(Task instructions): Work through the data below and give the number of lines holding "мнение", nothing more.

[BEGIN Recorded information]

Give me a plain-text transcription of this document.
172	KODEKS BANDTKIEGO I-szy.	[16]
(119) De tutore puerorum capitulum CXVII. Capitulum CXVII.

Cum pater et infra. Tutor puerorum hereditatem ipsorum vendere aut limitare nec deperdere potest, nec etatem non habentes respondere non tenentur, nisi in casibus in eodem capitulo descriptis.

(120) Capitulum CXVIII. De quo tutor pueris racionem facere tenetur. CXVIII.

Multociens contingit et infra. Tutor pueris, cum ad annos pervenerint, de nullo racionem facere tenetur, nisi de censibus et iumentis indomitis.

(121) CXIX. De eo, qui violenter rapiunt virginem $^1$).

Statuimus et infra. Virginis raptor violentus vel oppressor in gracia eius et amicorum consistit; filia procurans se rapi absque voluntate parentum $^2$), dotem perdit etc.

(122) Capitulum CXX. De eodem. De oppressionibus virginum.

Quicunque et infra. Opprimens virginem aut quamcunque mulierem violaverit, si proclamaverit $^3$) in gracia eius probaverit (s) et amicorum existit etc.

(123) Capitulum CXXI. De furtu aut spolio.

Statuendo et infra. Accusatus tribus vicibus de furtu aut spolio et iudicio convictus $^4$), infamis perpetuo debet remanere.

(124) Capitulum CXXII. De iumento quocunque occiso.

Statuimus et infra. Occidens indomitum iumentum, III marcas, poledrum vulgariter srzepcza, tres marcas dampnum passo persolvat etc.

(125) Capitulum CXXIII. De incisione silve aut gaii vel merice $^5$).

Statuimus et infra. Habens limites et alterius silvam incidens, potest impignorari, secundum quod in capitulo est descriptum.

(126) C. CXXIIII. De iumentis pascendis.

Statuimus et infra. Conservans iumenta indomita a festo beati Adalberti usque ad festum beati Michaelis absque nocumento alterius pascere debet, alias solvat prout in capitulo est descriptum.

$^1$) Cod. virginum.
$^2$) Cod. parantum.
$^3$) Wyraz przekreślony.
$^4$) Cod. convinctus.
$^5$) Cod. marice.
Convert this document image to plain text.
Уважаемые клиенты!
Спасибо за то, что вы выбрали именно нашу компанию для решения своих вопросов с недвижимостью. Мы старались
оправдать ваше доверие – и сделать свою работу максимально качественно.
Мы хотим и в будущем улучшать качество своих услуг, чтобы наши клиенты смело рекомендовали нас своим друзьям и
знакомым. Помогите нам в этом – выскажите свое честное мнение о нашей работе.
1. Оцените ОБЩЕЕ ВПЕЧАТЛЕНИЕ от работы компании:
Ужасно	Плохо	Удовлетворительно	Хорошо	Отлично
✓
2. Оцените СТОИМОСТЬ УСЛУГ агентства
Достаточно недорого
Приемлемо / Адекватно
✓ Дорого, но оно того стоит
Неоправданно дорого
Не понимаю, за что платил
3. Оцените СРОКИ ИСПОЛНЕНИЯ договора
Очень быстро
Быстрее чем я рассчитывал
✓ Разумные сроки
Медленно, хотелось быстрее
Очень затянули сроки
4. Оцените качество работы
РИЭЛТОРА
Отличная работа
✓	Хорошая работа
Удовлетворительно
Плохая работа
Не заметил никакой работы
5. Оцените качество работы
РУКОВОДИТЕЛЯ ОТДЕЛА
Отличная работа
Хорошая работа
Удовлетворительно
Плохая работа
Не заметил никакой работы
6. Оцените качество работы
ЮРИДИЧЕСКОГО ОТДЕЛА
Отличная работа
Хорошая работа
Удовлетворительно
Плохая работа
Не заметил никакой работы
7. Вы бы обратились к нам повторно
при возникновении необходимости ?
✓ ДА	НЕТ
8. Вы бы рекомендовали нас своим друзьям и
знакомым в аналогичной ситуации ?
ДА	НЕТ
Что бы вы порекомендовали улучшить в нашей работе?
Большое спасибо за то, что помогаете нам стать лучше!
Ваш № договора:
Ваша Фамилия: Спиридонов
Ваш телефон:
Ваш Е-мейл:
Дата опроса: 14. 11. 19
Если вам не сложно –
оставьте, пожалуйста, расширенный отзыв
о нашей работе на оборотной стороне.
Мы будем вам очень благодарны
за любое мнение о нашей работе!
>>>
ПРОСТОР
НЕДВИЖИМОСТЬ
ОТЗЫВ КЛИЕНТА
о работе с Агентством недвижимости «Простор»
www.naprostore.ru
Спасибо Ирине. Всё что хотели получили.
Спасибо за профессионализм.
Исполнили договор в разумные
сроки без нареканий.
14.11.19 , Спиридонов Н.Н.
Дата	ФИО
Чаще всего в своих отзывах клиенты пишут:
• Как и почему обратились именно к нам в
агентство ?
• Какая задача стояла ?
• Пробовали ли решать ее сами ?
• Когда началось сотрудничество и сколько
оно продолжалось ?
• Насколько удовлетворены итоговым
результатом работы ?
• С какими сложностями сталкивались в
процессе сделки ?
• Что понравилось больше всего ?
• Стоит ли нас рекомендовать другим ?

[END Recorded information]

(Finished task): 2